How many lines in the material below contain the string "beam"? Reply with only the number.

---------- Data shown

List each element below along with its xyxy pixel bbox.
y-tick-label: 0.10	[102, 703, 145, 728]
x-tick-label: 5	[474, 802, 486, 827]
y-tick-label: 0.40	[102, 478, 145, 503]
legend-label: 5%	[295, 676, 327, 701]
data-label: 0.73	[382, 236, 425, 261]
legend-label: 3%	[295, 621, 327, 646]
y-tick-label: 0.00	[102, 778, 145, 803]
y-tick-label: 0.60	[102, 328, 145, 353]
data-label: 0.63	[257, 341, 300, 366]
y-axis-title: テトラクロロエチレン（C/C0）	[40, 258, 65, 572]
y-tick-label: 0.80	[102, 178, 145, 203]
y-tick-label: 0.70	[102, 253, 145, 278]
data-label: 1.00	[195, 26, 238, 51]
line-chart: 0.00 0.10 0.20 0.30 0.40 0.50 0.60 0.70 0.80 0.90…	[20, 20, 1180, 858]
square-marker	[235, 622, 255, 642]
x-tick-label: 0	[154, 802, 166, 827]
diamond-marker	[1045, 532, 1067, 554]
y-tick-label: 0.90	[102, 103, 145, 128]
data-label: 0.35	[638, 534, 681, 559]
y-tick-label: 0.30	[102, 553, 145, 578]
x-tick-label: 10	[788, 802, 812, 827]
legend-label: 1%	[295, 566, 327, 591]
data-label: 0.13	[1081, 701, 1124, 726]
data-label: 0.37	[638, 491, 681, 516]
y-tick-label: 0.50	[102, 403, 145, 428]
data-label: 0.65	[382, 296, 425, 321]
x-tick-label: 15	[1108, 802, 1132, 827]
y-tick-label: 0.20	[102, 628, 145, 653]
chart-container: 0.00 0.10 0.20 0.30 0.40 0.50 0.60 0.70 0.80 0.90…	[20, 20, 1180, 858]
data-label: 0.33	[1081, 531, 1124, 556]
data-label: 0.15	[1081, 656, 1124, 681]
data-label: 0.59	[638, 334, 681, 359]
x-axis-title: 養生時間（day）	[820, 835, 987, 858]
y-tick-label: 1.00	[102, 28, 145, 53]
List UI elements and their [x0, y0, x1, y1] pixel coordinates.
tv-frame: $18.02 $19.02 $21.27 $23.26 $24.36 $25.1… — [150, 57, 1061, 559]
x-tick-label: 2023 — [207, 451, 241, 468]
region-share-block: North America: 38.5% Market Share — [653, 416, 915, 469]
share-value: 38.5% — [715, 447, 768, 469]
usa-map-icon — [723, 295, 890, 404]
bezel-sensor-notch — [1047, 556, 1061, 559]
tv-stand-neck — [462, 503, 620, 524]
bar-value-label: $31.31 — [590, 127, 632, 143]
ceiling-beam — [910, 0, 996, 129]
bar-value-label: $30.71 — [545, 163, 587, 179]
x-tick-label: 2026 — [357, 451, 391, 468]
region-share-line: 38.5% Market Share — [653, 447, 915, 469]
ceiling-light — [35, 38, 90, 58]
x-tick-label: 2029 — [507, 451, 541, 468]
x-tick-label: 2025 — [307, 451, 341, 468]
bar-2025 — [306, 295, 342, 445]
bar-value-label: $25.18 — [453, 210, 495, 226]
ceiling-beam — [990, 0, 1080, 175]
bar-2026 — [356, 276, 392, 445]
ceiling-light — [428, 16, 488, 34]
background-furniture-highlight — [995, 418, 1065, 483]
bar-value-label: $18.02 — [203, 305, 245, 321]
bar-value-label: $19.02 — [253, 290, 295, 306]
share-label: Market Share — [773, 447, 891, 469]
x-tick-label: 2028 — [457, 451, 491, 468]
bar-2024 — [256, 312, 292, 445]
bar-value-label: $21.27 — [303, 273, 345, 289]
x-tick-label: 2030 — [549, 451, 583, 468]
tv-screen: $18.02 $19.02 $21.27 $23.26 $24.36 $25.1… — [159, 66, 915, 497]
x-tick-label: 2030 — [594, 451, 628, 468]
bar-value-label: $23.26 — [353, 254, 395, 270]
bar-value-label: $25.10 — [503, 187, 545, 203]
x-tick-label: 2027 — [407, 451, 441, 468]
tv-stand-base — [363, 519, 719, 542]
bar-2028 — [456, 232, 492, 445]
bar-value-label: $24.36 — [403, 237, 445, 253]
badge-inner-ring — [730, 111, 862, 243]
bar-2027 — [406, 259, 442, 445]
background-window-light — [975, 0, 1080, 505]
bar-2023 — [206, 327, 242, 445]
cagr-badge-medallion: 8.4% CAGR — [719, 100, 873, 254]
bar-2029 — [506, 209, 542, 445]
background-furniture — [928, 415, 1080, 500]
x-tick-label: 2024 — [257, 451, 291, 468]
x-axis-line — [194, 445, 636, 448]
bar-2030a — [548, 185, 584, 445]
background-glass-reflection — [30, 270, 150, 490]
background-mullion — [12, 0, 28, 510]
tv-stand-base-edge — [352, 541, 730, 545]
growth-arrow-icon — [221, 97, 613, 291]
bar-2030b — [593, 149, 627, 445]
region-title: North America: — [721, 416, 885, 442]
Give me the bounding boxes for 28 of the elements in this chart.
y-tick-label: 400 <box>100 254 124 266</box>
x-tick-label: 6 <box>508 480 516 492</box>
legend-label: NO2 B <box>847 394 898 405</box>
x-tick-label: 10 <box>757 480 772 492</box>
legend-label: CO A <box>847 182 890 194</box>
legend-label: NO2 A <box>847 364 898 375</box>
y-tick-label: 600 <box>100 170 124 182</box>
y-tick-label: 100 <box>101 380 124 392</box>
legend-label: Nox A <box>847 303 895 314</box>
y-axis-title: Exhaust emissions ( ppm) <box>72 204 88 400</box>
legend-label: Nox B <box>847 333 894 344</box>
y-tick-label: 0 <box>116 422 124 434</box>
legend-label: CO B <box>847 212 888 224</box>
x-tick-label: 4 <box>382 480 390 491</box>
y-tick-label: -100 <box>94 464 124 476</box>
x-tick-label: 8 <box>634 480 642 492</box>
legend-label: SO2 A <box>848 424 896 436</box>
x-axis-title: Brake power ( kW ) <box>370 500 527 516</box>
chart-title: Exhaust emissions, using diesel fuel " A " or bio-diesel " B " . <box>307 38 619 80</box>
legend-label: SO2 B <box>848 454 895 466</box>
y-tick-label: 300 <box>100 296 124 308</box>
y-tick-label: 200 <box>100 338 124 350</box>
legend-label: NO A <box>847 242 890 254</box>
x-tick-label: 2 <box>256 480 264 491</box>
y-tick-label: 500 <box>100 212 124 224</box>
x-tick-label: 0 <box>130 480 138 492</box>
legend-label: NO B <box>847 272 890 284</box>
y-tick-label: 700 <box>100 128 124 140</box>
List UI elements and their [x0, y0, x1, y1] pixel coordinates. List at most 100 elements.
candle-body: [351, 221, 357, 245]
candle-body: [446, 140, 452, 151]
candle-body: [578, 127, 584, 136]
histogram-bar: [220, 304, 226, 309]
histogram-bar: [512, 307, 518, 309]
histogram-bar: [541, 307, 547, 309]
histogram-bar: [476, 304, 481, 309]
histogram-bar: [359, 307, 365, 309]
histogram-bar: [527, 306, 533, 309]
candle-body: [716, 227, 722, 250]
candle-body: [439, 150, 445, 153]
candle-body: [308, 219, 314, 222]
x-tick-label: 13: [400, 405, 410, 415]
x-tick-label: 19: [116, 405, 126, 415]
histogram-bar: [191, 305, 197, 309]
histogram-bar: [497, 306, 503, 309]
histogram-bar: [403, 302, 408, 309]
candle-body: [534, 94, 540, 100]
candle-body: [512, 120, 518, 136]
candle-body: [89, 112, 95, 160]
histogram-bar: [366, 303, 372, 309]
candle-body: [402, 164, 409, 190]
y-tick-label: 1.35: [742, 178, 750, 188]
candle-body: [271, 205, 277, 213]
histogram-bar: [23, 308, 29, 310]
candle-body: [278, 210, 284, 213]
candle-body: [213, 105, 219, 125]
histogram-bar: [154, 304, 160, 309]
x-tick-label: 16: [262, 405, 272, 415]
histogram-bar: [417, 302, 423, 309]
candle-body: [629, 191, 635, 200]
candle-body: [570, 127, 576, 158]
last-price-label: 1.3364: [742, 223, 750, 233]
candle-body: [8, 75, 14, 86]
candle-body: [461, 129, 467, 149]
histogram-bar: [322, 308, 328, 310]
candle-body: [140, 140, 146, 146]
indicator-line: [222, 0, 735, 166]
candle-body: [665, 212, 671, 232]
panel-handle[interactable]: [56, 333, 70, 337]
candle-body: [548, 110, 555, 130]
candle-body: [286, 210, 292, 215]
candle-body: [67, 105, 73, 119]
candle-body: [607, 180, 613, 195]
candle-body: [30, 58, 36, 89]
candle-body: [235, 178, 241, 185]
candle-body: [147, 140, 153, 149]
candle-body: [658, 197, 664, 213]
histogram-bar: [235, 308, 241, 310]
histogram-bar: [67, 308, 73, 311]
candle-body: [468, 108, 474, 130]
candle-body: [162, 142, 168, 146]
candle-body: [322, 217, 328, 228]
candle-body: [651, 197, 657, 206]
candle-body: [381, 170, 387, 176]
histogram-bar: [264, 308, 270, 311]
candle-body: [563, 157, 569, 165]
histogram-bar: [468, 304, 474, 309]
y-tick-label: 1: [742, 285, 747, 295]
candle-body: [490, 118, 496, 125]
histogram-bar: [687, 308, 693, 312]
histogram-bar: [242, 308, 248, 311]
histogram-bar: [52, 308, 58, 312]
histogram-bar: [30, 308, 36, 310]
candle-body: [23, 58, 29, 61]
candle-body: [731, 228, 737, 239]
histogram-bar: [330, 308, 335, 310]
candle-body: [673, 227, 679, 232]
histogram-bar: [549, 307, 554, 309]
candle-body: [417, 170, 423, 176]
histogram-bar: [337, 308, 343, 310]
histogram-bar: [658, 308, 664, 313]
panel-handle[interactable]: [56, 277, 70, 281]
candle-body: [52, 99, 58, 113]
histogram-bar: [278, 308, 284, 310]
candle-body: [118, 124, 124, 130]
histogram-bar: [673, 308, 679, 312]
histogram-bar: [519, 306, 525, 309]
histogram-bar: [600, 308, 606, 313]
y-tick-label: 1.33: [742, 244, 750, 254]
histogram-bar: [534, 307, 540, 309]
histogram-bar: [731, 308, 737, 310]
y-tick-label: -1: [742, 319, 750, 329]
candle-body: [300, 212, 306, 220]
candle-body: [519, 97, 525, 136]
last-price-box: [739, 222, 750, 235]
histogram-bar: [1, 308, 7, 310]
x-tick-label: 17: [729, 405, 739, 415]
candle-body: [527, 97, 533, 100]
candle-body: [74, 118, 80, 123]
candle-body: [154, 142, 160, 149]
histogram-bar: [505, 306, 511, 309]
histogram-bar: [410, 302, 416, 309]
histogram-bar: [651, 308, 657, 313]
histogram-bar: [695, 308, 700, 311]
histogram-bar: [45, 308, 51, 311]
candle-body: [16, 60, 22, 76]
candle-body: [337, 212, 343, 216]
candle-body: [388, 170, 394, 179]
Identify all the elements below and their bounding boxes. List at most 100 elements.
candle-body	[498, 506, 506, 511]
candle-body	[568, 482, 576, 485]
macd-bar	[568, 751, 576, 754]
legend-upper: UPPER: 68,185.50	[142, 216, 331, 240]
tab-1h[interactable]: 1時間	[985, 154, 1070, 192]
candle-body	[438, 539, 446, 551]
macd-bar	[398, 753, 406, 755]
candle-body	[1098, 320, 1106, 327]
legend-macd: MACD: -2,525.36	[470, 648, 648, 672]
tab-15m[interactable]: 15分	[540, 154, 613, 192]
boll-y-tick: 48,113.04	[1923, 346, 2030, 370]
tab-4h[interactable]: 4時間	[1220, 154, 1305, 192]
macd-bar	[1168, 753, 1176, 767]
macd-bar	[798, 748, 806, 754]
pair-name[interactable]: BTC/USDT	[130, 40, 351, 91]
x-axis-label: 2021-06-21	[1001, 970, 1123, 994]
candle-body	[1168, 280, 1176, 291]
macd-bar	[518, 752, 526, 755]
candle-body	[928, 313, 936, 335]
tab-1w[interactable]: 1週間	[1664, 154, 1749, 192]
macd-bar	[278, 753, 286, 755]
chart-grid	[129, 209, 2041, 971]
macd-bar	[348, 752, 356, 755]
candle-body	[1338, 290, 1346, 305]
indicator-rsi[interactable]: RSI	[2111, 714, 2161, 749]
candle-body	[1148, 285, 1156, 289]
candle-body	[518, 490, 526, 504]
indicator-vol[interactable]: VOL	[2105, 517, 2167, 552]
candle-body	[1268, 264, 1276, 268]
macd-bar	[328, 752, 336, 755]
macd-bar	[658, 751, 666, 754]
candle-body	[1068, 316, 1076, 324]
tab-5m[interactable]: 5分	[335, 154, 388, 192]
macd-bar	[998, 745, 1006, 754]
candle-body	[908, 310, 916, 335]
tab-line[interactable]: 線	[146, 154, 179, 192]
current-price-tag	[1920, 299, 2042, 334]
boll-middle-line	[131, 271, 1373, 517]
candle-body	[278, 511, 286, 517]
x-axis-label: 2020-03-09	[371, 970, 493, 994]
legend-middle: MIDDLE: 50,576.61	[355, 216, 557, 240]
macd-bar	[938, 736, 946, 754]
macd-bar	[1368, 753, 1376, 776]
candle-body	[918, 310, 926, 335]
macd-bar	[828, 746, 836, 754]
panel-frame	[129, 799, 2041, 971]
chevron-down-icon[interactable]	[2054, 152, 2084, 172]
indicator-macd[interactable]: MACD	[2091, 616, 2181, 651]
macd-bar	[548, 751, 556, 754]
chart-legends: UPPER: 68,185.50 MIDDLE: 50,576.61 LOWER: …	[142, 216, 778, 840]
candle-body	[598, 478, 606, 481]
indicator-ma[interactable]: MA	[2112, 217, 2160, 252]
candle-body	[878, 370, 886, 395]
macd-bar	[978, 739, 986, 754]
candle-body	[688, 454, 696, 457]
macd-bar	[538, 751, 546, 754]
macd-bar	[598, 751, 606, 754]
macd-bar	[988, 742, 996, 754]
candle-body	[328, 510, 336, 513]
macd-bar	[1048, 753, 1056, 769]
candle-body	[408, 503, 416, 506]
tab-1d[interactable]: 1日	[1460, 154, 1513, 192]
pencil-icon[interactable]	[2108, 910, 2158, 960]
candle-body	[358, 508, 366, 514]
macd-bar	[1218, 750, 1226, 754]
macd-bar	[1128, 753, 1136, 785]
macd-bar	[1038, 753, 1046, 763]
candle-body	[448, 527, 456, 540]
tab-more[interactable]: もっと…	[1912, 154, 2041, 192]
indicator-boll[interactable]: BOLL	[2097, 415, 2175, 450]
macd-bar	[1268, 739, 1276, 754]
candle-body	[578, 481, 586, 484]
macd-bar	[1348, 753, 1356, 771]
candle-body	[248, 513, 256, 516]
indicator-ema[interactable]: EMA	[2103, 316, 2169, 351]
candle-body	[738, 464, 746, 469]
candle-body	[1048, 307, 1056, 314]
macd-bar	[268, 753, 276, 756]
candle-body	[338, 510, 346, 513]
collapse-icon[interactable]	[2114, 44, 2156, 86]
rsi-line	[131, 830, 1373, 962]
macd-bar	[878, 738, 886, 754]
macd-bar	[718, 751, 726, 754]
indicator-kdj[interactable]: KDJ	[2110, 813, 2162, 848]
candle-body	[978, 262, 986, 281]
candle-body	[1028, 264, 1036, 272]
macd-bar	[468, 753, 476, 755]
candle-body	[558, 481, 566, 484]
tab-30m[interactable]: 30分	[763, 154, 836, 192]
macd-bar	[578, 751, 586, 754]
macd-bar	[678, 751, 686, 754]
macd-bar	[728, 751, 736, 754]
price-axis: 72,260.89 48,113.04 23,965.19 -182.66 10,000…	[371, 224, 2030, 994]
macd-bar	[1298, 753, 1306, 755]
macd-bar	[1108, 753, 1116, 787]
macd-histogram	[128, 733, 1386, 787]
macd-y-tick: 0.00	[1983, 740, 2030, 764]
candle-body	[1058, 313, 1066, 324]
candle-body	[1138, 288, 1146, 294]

--------------------

> _Answer for this exercise_
2